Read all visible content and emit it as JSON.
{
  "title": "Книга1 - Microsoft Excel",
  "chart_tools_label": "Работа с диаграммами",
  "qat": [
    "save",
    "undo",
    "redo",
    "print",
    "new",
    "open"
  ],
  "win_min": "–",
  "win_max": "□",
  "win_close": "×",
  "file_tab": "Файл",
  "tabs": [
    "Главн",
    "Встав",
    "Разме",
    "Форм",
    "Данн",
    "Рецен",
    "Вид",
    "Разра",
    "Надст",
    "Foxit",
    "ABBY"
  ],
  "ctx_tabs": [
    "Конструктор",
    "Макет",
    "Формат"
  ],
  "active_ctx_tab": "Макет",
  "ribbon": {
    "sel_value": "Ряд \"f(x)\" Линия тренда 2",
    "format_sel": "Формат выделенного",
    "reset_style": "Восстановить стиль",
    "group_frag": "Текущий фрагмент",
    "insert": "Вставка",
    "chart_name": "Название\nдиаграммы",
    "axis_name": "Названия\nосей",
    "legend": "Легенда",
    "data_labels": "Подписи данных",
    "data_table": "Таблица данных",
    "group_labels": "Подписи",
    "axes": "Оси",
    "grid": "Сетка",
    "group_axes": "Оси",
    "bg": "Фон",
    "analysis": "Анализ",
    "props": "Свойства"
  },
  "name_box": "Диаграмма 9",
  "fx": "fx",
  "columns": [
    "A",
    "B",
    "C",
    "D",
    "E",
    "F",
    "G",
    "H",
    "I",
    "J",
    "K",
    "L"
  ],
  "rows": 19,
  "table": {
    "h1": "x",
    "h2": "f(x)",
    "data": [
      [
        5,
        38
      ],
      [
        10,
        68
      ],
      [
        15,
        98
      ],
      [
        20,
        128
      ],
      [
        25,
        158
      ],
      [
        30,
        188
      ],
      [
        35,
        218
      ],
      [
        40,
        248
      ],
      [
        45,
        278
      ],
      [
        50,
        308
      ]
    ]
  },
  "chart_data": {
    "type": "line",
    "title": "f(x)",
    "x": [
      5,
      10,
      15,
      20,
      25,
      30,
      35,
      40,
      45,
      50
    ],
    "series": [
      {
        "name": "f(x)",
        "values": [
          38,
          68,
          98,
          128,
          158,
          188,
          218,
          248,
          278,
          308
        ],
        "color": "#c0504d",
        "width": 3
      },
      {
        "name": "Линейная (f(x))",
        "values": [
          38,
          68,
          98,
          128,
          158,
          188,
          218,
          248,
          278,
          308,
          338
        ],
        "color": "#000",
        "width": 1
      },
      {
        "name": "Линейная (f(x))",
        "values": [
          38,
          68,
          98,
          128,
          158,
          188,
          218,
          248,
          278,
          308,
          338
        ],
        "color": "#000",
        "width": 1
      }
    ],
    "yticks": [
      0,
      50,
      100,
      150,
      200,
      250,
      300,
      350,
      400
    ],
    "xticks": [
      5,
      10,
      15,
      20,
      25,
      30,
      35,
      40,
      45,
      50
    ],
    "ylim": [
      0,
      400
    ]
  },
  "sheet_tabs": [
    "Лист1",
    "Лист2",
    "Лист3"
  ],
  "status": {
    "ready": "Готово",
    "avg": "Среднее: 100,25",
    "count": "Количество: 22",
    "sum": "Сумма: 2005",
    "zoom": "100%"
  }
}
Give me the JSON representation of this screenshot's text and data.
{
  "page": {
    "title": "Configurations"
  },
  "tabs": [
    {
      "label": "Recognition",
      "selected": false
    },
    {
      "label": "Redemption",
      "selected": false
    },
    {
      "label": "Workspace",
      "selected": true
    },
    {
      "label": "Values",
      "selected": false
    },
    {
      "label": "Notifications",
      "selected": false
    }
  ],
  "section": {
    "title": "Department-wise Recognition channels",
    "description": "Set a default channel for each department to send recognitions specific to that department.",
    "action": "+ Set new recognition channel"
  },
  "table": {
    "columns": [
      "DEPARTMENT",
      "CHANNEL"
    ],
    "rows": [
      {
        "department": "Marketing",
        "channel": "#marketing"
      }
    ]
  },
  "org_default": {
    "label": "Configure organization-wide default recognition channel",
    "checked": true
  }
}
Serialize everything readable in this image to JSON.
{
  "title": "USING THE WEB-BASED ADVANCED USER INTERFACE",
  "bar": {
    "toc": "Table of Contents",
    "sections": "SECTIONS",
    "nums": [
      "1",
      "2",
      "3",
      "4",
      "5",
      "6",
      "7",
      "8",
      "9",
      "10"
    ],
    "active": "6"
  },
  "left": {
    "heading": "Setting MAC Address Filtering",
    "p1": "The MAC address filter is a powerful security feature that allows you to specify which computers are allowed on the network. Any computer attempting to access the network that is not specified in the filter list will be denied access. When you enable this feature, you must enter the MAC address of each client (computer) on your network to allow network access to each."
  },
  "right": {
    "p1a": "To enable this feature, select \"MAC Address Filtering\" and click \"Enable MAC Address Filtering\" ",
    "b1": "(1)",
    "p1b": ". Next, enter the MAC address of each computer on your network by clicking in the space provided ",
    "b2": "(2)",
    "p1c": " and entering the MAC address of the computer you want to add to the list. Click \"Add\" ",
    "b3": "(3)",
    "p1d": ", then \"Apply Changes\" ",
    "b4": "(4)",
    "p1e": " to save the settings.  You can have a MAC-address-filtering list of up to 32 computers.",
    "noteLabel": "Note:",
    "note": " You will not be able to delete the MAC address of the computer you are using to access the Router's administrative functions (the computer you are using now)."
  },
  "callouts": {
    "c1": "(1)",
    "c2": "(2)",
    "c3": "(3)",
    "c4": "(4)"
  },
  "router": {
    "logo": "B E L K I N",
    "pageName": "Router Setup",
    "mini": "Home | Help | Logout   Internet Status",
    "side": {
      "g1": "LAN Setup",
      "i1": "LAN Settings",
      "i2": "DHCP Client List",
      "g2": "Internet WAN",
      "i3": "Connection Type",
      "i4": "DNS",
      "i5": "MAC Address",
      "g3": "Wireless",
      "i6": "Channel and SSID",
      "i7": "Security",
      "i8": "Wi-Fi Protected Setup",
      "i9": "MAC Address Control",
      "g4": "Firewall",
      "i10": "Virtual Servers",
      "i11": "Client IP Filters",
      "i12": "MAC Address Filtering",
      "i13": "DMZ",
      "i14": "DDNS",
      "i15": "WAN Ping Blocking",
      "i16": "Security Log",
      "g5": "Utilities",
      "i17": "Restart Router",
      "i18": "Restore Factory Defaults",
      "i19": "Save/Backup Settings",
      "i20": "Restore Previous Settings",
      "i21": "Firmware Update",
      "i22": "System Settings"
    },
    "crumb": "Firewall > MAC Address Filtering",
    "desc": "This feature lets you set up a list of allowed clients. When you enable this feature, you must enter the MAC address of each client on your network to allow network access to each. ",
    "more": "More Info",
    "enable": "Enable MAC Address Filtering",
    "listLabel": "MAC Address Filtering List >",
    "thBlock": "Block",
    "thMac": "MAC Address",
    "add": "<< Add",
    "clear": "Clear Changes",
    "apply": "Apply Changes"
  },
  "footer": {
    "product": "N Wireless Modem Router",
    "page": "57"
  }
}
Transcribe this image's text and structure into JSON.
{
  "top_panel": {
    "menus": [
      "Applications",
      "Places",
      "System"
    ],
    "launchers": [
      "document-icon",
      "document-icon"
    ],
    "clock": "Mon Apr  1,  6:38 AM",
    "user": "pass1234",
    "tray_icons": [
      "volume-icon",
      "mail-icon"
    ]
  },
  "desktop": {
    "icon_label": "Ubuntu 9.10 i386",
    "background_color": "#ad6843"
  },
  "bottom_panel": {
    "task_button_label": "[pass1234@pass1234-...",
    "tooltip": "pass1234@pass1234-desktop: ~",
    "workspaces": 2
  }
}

**TASK STATEMENT**
Set all of the records down again, exactly as they stand.

**EXERCISE RESULT**
Read all visible content and emit it as JSON.
{
  "title": "Книга1 - Microsoft Excel",
  "chart_tools_label": "Работа с диаграммами",
  "qat": [
    "save",
    "undo",
    "redo",
    "print",
    "new",
    "open"
  ],
  "win_min": "–",
  "win_max": "□",
  "win_close": "×",
  "file_tab": "Файл",
  "tabs": [
    "Главн",
    "Встав",
    "Разме",
    "Форм",
    "Данн",
    "Рецен",
    "Вид",
    "Разра",
    "Надст",
    "Foxit",
    "ABBY"
  ],
  "ctx_tabs": [
    "Конструктор",
    "Макет",
    "Формат"
  ],
  "active_ctx_tab": "Макет",
  "ribbon": {
    "sel_value": "Ряд \"f(x)\" Линия тренда 2",
    "format_sel": "Формат выделенного",
    "reset_style": "Восстановить стиль",
    "group_frag": "Текущий фрагмент",
    "insert": "Вставка",
    "chart_name": "Название\nдиаграммы",
    "axis_name": "Названия\nосей",
    "legend": "Легенда",
    "data_labels": "Подписи данных",
    "data_table": "Таблица данных",
    "group_labels": "Подписи",
    "axes": "Оси",
    "grid": "Сетка",
    "group_axes": "Оси",
    "bg": "Фон",
    "analysis": "Анализ",
    "props": "Свойства"
  },
  "name_box": "Диаграмма 9",
  "fx": "fx",
  "columns": [
    "A",
    "B",
    "C",
    "D",
    "E",
    "F",
    "G",
    "H",
    "I",
    "J",
    "K",
    "L"
  ],
  "rows": 19,
  "table": {
    "h1": "x",
    "h2": "f(x)",
    "data": [
      [
        5,
        38
      ],
      [
        10,
        68
      ],
      [
        15,
        98
      ],
      [
        20,
        128
      ],
      [
        25,
        158
      ],
      [
        30,
        188
      ],
      [
        35,
        218
      ],
      [
        40,
        248
      ],
      [
        45,
        278
      ],
      [
        50,
        308
      ]
    ]
  },
  "chart_data": {
    "type": "line",
    "title": "f(x)",
    "x": [
      5,
      10,
      15,
      20,
      25,
      30,
      35,
      40,
      45,
      50
    ],
    "series": [
      {
        "name": "f(x)",
        "values": [
          38,
          68,
          98,
          128,
          158,
          188,
          218,
          248,
          278,
          308
        ],
        "color": "#c0504d",
        "width": 3
      },
      {
        "name": "Линейная (f(x))",
        "values": [
          38,
          68,
          98,
          128,
          158,
          188,
          218,
          248,
          278,
          308,
          338
        ],
        "color": "#000",
        "width": 1
      },
      {
        "name": "Линейная (f(x))",
        "values": [
          38,
          68,
          98,
          128,
          158,
          188,
          218,
          248,
          278,
          308,
          338
        ],
        "color": "#000",
        "width": 1
      }
    ],
    "yticks": [
      0,
      50,
      100,
      150,
      200,
      250,
      300,
      350,
      400
    ],
    "xticks": [
      5,
      10,
      15,
      20,
      25,
      30,
      35,
      40,
      45,
      50
    ],
    "ylim": [
      0,
      400
    ]
  },
  "sheet_tabs": [
    "Лист1",
    "Лист2",
    "Лист3"
  ],
  "status": {
    "ready": "Готово",
    "avg": "Среднее: 100,25",
    "count": "Количество: 22",
    "sum": "Сумма: 2005",
    "zoom": "100%"
  }
}
Give me the JSON representation of this screenshot's text and data.
{
  "page": {
    "title": "Configurations"
  },
  "tabs": [
    {
      "label": "Recognition",
      "selected": false
    },
    {
      "label": "Redemption",
      "selected": false
    },
    {
      "label": "Workspace",
      "selected": true
    },
    {
      "label": "Values",
      "selected": false
    },
    {
      "label": "Notifications",
      "selected": false
    }
  ],
  "section": {
    "title": "Department-wise Recognition channels",
    "description": "Set a default channel for each department to send recognitions specific to that department.",
    "action": "+ Set new recognition channel"
  },
  "table": {
    "columns": [
      "DEPARTMENT",
      "CHANNEL"
    ],
    "rows": [
      {
        "department": "Marketing",
        "channel": "#marketing"
      }
    ]
  },
  "org_default": {
    "label": "Configure organization-wide default recognition channel",
    "checked": true
  }
}
Serialize everything readable in this image to JSON.
{
  "title": "USING THE WEB-BASED ADVANCED USER INTERFACE",
  "bar": {
    "toc": "Table of Contents",
    "sections": "SECTIONS",
    "nums": [
      "1",
      "2",
      "3",
      "4",
      "5",
      "6",
      "7",
      "8",
      "9",
      "10"
    ],
    "active": "6"
  },
  "left": {
    "heading": "Setting MAC Address Filtering",
    "p1": "The MAC address filter is a powerful security feature that allows you to specify which computers are allowed on the network. Any computer attempting to access the network that is not specified in the filter list will be denied access. When you enable this feature, you must enter the MAC address of each client (computer) on your network to allow network access to each."
  },
  "right": {
    "p1a": "To enable this feature, select \"MAC Address Filtering\" and click \"Enable MAC Address Filtering\" ",
    "b1": "(1)",
    "p1b": ". Next, enter the MAC address of each computer on your network by clicking in the space provided ",
    "b2": "(2)",
    "p1c": " and entering the MAC address of the computer you want to add to the list. Click \"Add\" ",
    "b3": "(3)",
    "p1d": ", then \"Apply Changes\" ",
    "b4": "(4)",
    "p1e": " to save the settings.  You can have a MAC-address-filtering list of up to 32 computers.",
    "noteLabel": "Note:",
    "note": " You will not be able to delete the MAC address of the computer you are using to access the Router's administrative functions (the computer you are using now)."
  },
  "callouts": {
    "c1": "(1)",
    "c2": "(2)",
    "c3": "(3)",
    "c4": "(4)"
  },
  "router": {
    "logo": "B E L K I N",
    "pageName": "Router Setup",
    "mini": "Home | Help | Logout   Internet Status",
    "side": {
      "g1": "LAN Setup",
      "i1": "LAN Settings",
      "i2": "DHCP Client List",
      "g2": "Internet WAN",
      "i3": "Connection Type",
      "i4": "DNS",
      "i5": "MAC Address",
      "g3": "Wireless",
      "i6": "Channel and SSID",
      "i7": "Security",
      "i8": "Wi-Fi Protected Setup",
      "i9": "MAC Address Control",
      "g4": "Firewall",
      "i10": "Virtual Servers",
      "i11": "Client IP Filters",
      "i12": "MAC Address Filtering",
      "i13": "DMZ",
      "i14": "DDNS",
      "i15": "WAN Ping Blocking",
      "i16": "Security Log",
      "g5": "Utilities",
      "i17": "Restart Router",
      "i18": "Restore Factory Defaults",
      "i19": "Save/Backup Settings",
      "i20": "Restore Previous Settings",
      "i21": "Firmware Update",
      "i22": "System Settings"
    },
    "crumb": "Firewall > MAC Address Filtering",
    "desc": "This feature lets you set up a list of allowed clients. When you enable this feature, you must enter the MAC address of each client on your network to allow network access to each. ",
    "more": "More Info",
    "enable": "Enable MAC Address Filtering",
    "listLabel": "MAC Address Filtering List >",
    "thBlock": "Block",
    "thMac": "MAC Address",
    "add": "<< Add",
    "clear": "Clear Changes",
    "apply": "Apply Changes"
  },
  "footer": {
    "product": "N Wireless Modem Router",
    "page": "57"
  }
}
Transcribe this image's text and structure into JSON.
{
  "top_panel": {
    "menus": [
      "Applications",
      "Places",
      "System"
    ],
    "launchers": [
      "document-icon",
      "document-icon"
    ],
    "clock": "Mon Apr  1,  6:38 AM",
    "user": "pass1234",
    "tray_icons": [
      "volume-icon",
      "mail-icon"
    ]
  },
  "desktop": {
    "icon_label": "Ubuntu 9.10 i386",
    "background_color": "#ad6843"
  },
  "bottom_panel": {
    "task_button_label": "[pass1234@pass1234-...",
    "tooltip": "pass1234@pass1234-desktop: ~",
    "workspaces": 2
  }
}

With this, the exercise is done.